**GOAL OF THE EXERCISE**
Give only a count of the lines that include the string "this".

★ ★ ★ ★ ★ ★ ★

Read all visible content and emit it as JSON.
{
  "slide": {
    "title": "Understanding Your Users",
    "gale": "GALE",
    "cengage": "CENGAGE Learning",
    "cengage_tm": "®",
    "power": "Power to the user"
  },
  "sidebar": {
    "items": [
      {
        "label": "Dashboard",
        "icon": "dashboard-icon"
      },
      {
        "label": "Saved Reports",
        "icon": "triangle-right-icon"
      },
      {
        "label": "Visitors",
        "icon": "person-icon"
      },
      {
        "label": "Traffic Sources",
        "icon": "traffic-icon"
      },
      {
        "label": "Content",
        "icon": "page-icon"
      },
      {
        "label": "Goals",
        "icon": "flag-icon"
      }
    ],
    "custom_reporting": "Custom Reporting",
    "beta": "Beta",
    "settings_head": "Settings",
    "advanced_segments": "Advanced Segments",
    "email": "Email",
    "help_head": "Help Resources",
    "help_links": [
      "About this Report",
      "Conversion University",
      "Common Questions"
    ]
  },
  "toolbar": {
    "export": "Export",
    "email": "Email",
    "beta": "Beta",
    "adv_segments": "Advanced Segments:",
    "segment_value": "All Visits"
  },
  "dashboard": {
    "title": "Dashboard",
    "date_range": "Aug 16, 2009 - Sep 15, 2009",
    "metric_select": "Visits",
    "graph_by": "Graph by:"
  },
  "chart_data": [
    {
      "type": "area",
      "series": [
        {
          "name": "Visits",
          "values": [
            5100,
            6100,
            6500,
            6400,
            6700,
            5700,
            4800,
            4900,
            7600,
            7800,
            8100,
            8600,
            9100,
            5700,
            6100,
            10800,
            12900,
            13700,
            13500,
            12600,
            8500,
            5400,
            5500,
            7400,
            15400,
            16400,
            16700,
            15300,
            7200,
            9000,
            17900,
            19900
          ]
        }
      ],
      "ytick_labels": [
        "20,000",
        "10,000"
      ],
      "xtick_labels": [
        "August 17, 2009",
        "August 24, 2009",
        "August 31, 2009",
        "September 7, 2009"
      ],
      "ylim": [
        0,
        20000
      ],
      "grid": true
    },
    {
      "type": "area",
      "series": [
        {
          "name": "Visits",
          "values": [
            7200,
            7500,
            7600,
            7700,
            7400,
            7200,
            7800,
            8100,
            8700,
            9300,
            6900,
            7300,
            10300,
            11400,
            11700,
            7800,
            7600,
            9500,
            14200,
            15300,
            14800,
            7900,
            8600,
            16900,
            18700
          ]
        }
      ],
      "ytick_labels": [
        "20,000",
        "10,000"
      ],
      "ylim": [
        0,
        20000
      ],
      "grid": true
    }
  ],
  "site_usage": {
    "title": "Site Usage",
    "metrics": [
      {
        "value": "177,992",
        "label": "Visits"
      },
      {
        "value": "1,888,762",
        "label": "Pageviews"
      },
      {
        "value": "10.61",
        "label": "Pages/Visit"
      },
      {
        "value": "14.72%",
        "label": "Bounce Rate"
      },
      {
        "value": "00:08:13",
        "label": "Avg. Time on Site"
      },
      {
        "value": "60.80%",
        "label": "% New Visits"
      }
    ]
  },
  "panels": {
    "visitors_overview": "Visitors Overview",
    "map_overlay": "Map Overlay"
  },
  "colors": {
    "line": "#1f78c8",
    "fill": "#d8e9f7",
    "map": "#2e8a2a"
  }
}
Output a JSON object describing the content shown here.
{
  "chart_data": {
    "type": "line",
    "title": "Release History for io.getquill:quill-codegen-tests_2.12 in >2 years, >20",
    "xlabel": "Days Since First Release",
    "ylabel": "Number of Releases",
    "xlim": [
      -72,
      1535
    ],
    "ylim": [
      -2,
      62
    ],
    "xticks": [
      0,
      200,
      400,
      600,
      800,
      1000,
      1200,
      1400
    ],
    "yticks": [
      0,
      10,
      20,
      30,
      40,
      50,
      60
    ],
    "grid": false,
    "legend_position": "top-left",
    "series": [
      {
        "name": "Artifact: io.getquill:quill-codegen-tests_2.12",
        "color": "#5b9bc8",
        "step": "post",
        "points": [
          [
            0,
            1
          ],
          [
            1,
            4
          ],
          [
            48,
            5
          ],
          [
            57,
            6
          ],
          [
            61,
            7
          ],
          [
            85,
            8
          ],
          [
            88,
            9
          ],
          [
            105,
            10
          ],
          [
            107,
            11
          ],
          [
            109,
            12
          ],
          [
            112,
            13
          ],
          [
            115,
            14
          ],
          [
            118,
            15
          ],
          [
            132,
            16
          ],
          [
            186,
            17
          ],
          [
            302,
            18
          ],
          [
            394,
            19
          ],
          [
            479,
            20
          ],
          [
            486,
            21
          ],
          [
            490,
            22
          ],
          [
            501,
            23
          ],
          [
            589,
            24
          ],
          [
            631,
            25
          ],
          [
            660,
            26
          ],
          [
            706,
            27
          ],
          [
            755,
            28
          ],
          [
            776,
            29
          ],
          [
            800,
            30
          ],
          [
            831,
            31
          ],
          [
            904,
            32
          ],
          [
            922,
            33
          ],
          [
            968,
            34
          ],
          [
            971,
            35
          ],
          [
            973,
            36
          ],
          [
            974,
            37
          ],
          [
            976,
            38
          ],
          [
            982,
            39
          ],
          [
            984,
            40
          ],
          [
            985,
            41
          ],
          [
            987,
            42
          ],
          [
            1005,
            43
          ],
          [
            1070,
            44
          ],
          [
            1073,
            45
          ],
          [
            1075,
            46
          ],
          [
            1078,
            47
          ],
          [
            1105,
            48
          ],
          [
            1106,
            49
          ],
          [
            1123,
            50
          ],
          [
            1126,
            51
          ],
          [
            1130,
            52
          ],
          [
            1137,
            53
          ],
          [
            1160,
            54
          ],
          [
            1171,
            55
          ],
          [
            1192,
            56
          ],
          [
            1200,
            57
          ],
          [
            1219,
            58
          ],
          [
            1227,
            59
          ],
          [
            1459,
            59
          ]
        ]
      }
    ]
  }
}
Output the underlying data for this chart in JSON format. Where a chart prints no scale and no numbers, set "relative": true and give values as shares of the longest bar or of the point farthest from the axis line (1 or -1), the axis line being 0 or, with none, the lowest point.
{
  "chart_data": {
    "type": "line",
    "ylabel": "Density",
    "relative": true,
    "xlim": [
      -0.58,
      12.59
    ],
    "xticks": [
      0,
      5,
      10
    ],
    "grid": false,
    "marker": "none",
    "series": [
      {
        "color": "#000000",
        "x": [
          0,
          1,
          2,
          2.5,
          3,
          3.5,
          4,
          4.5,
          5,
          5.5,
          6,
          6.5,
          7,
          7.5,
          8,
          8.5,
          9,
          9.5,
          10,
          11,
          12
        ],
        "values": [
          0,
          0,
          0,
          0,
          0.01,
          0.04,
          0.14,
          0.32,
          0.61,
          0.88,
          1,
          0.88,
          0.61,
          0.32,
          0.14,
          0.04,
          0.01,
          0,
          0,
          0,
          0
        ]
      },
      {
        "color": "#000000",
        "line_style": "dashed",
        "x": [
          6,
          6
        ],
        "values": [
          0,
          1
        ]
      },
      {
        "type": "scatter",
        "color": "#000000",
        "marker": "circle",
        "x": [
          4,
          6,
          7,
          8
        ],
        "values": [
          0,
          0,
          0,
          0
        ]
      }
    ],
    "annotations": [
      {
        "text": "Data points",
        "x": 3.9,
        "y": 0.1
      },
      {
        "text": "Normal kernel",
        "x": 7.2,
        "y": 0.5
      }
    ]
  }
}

★ ★ ★ ★ ★ ★ ★

**THE SOLUTION**
2